What is expected: Look through the records that follow. Copy every line containing the word "vorderen".

-------- Given data --------

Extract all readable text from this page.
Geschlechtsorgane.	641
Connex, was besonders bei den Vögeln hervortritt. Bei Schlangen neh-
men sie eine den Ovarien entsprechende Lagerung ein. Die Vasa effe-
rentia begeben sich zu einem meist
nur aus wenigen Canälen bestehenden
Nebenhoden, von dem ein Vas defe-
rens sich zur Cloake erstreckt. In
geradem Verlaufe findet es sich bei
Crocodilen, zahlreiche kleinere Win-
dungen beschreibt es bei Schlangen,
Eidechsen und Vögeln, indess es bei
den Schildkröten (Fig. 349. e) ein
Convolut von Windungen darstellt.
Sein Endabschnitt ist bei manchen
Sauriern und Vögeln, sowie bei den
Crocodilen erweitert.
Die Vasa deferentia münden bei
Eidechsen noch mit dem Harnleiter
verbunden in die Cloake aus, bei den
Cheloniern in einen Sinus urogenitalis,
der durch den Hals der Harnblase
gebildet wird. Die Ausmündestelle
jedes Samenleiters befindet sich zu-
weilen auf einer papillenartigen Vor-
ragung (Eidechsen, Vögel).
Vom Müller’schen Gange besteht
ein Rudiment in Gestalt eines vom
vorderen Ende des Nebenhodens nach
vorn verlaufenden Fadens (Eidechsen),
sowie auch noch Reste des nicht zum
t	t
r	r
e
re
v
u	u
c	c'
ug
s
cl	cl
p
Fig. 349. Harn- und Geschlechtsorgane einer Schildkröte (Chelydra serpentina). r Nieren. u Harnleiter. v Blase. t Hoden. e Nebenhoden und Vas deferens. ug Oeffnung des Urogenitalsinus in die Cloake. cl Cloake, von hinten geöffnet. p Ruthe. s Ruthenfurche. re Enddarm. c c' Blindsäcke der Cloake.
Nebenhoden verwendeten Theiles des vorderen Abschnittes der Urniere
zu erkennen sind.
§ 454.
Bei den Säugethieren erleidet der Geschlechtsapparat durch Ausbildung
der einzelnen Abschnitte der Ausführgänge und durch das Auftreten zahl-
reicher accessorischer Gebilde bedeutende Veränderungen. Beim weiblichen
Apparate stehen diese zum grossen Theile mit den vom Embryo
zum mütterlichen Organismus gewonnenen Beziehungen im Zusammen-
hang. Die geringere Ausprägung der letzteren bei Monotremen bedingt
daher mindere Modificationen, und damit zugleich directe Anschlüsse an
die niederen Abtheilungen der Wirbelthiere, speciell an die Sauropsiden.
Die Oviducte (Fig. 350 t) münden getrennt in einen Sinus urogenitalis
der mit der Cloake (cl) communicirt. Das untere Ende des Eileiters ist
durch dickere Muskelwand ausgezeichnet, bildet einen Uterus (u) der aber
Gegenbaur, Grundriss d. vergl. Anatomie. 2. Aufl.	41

--------

Result:
vorderen Ende des Nebenhodens nach
Nebenhoden verwendeten Theiles des vorderen Abschnittes der Urniere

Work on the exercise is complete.